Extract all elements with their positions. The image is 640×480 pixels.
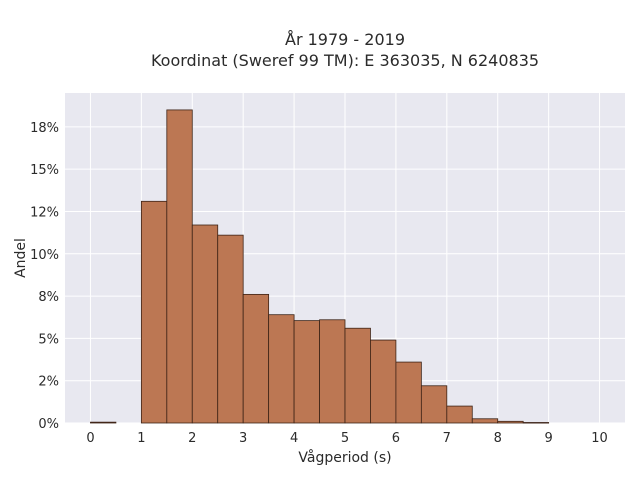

==

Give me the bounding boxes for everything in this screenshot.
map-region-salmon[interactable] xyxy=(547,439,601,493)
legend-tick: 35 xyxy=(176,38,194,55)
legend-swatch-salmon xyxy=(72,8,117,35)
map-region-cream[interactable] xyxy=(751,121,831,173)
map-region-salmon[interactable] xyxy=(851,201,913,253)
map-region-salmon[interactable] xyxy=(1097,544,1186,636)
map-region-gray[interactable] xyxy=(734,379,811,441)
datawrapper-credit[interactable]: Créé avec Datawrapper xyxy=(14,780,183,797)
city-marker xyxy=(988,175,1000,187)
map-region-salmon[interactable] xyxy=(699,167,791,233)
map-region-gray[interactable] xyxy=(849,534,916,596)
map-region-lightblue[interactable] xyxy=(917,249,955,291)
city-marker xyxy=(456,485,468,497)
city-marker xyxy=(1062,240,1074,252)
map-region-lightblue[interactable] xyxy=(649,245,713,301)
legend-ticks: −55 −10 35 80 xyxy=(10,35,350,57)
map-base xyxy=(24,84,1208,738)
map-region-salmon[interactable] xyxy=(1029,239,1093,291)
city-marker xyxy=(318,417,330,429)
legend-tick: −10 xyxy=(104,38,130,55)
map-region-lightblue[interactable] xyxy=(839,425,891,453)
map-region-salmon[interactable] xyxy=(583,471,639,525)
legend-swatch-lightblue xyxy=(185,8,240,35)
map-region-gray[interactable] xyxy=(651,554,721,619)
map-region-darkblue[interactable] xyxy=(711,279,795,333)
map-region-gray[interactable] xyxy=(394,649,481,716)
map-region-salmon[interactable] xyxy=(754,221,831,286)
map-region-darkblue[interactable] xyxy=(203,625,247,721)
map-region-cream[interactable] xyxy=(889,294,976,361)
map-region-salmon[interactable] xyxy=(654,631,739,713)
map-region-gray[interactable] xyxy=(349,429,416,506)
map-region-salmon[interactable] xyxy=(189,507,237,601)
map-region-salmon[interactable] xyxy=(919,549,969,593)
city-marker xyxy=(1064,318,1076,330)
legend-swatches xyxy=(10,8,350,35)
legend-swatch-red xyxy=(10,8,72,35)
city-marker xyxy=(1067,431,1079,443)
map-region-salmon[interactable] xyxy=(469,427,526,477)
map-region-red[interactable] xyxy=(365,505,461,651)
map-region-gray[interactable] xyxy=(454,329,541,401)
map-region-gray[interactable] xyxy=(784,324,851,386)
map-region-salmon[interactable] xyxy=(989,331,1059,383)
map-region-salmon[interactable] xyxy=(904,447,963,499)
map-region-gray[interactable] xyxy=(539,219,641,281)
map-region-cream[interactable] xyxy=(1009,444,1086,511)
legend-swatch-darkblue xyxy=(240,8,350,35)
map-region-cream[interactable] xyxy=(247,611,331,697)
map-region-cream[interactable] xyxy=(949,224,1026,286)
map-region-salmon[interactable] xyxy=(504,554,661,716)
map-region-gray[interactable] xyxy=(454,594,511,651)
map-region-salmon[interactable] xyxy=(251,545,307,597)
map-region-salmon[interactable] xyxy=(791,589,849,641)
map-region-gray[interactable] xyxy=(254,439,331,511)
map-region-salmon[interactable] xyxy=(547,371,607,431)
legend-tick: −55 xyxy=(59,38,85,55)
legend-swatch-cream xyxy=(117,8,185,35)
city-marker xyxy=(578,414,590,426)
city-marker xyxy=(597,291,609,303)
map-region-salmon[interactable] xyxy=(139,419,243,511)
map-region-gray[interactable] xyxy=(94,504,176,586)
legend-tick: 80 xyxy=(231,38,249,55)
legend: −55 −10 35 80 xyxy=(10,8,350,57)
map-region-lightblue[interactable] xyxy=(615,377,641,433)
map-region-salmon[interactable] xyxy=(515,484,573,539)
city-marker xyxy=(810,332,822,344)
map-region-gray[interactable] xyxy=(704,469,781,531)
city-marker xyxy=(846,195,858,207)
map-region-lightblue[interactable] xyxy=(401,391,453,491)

**Written instruction**
Copy out the lines verbatim, beginning with the line containing "Give me the" and continuing through the line containing "legend-swatch-red xyxy=(10,8,72,35)".

**Output**
Give me the bounding boxes for everything in this screenshot.
map-region-salmon[interactable] xyxy=(547,439,601,493)
legend-tick: 35 xyxy=(176,38,194,55)
legend-swatch-salmon xyxy=(72,8,117,35)
map-region-cream[interactable] xyxy=(751,121,831,173)
map-region-salmon[interactable] xyxy=(851,201,913,253)
map-region-salmon[interactable] xyxy=(1097,544,1186,636)
map-region-gray[interactable] xyxy=(734,379,811,441)
datawrapper-credit[interactable]: Créé avec Datawrapper xyxy=(14,780,183,797)
city-marker xyxy=(988,175,1000,187)
map-region-salmon[interactable] xyxy=(699,167,791,233)
map-region-gray[interactable] xyxy=(849,534,916,596)
map-region-lightblue[interactable] xyxy=(917,249,955,291)
city-marker xyxy=(456,485,468,497)
city-marker xyxy=(1062,240,1074,252)
map-region-lightblue[interactable] xyxy=(649,245,713,301)
legend-ticks: −55 −10 35 80 xyxy=(10,35,350,57)
map-base xyxy=(24,84,1208,738)
map-region-salmon[interactable] xyxy=(1029,239,1093,291)
city-marker xyxy=(318,417,330,429)
legend-tick: −10 xyxy=(104,38,130,55)
map-region-lightblue[interactable] xyxy=(839,425,891,453)
map-region-salmon[interactable] xyxy=(583,471,639,525)
legend-swatch-lightblue xyxy=(185,8,240,35)
map-region-gray[interactable] xyxy=(651,554,721,619)
map-region-darkblue[interactable] xyxy=(711,279,795,333)
map-region-gray[interactable] xyxy=(394,649,481,716)
map-region-salmon[interactable] xyxy=(754,221,831,286)
map-region-darkblue[interactable] xyxy=(203,625,247,721)
map-region-cream[interactable] xyxy=(889,294,976,361)
map-region-salmon[interactable] xyxy=(654,631,739,713)
map-region-gray[interactable] xyxy=(349,429,416,506)
map-region-salmon[interactable] xyxy=(189,507,237,601)
map-region-salmon[interactable] xyxy=(919,549,969,593)
city-marker xyxy=(1064,318,1076,330)
legend-swatches xyxy=(10,8,350,35)
legend-swatch-red xyxy=(10,8,72,35)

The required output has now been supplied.